* [Work to do]:
Sift the listing for lines that hold the string "τύπου" and pull them out.

════

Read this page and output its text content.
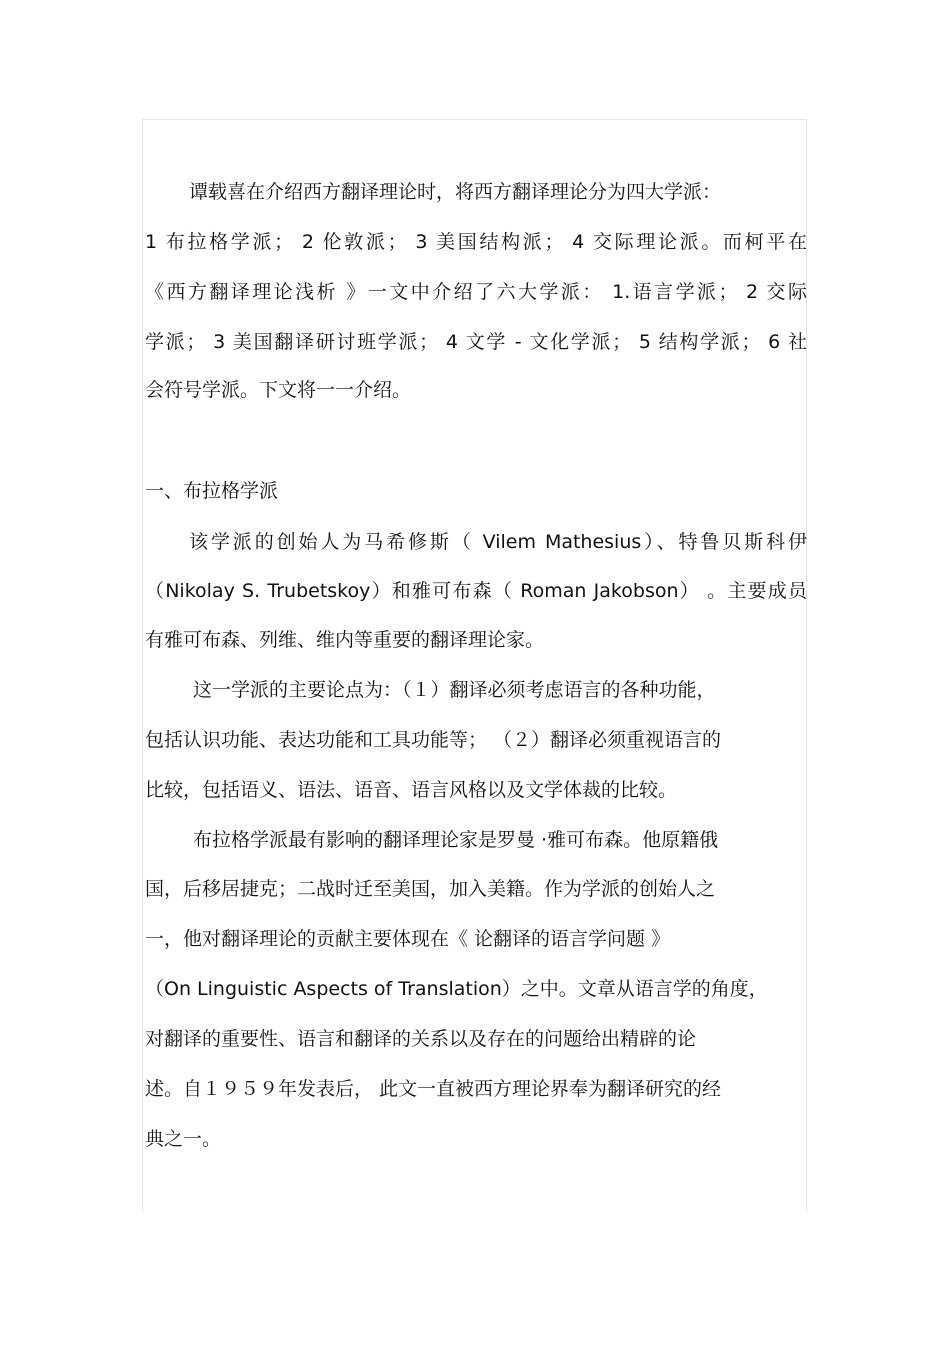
谭载喜在介绍西方翻译理论时，将西方翻译理论分为四大学派：
1 布拉格学派； 2 伦敦派； 3 美国结构派； 4 交际理论派。而柯平在
《西方翻译理论浅析 》一文中介绍了六大学派： 1.语言学派； 2 交际
学派； 3 美国翻译研讨班学派； 4 文学 - 文化学派； 5 结构学派； 6 社
会符号学派。下文将一一介绍。
一、布拉格学派
该学派的创始人为马希修斯（ Vilem Mathesius）、特鲁贝斯科伊
（Nikolay S. Trubetskoy）和雅可布森（ Roman Jakobson） 。主要成员
有雅可布森、列维、维内等重要的翻译理论家。
这一学派的主要论点为：（１）翻译必须考虑语言的各种功能，
包括认识功能、表达功能和工具功能等； （２）翻译必须重视语言的
比较，包括语义、语法、语音、语言风格以及文学体裁的比较。
布拉格学派最有影响的翻译理论家是罗曼 ·雅可布森。他原籍俄
国，后移居捷克；二战时迁至美国，加入美籍。作为学派的创始人之
一，他对翻译理论的贡献主要体现在《 论翻译的语言学问题 》
（On Linguistic Aspects of Translation）之中。文章从语言学的角度，
对翻译的重要性、语言和翻译的关系以及存在的问题给出精辟的论
述。自１９５９年发表后， 此文一直被西方理论界奉为翻译研究的经
典之一。
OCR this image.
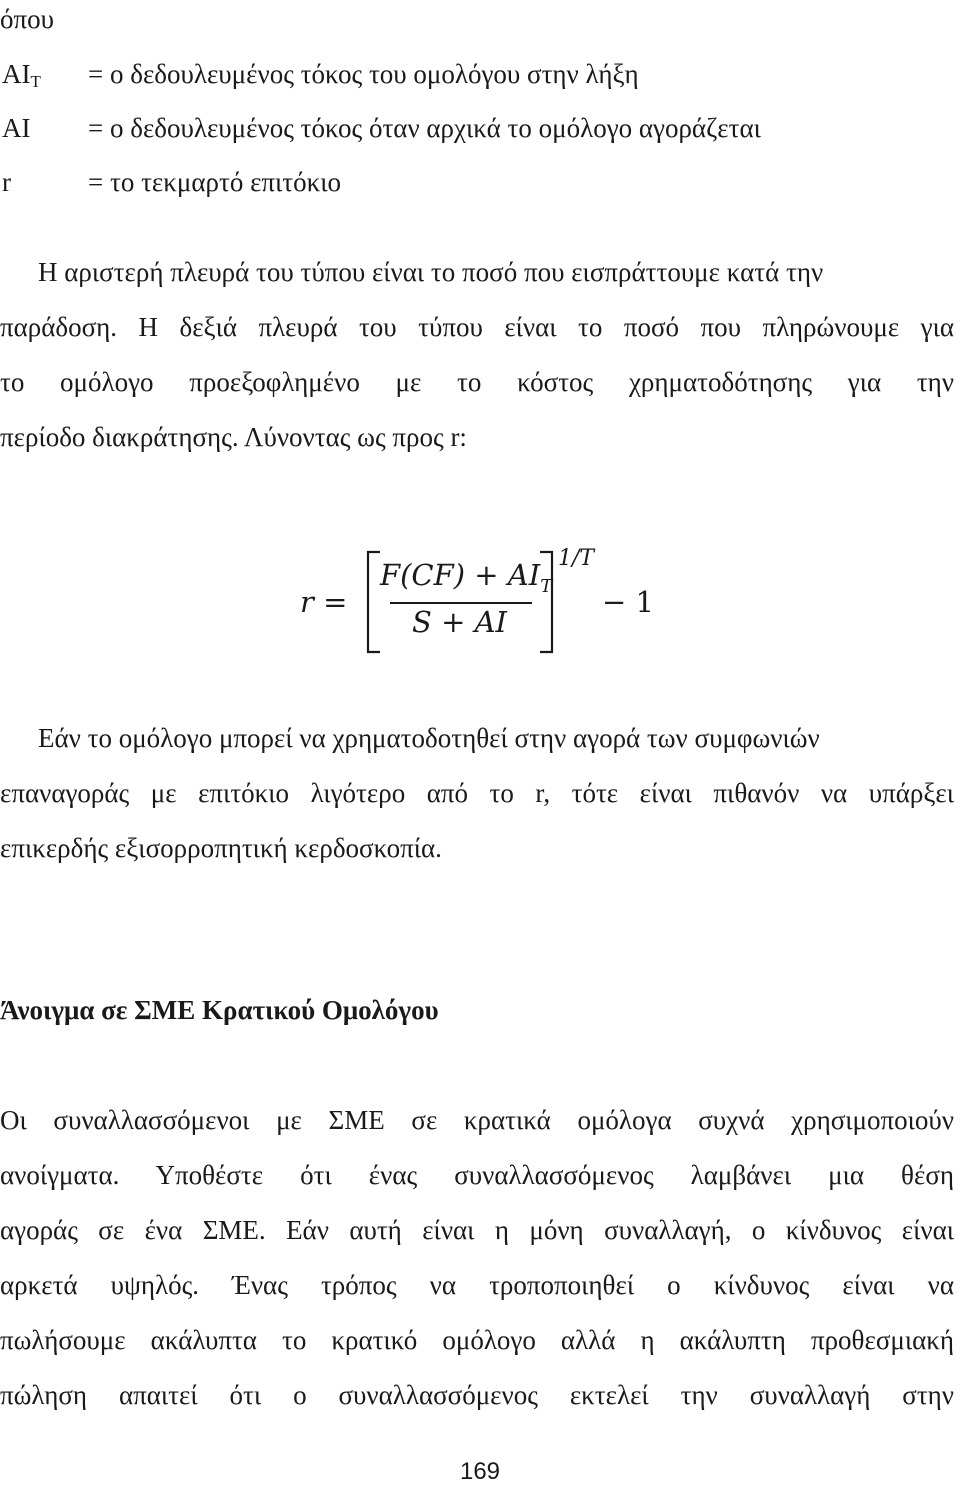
όπου
$AI_T = o$ δεδουλευμένος τόκος του ομολόγου στην λήξη
AI = ο δεδουλευμένος τόκος όταν αρχικά το ομόλογο αγοράζεται
r	= το τεκμαρτό επιτόκιο
Η αριστερή πλευρά του τύπου είναι το ποσό που εισπράττουμε κατά την
παράδοση. Η δεξιά πλευρά του τύπου είναι το ποσό που πληρώνουμε για
το ομόλογο προεξοφλημένο με το κόστος χρηματοδότησης για την
περίοδο διακράτησης. Λύνοντας ως προς r:
r =
$F(CF) + AI_T$
S + AI
1/T
− 1
Εάν το ομόλογο μπορεί να χρηματοδοτηθεί στην αγορά των συμφωνιών
επαναγοράς με επιτόκιο λιγότερο από το r, τότε είναι πιθανόν να υπάρξει
επικερδής εξισορροπητική κερδοσκοπία.
Άνοιγμα σε ΣΜΕ Κρατικού Ομολόγου
Οι συναλλασσόμενοι με ΣΜΕ σε κρατικά ομόλογα συχνά χρησιμοποιούν
ανοίγματα. Υποθέστε ότι ένας συναλλασσόμενος λαμβάνει μια θέση
αγοράς σε ένα ΣΜΕ. Εάν αυτή είναι η μόνη συναλλαγή, ο κίνδυνος είναι
αρκετά υψηλός. Ένας τρόπος να τροποποιηθεί ο κίνδυνος είναι να
πωλήσουμε ακάλυπτα το κρατικό ομόλογο αλλά η ακάλυπτη προθεσμιακή
πώληση απαιτεί ότι ο συναλλασσόμενος εκτελεί την συναλλαγή στην
169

════

* [Response to this exercise]:
Η αριστερή πλευρά του τύπου είναι το ποσό που εισπράττουμε κατά την
παράδοση. Η δεξιά πλευρά του τύπου είναι το ποσό που πληρώνουμε για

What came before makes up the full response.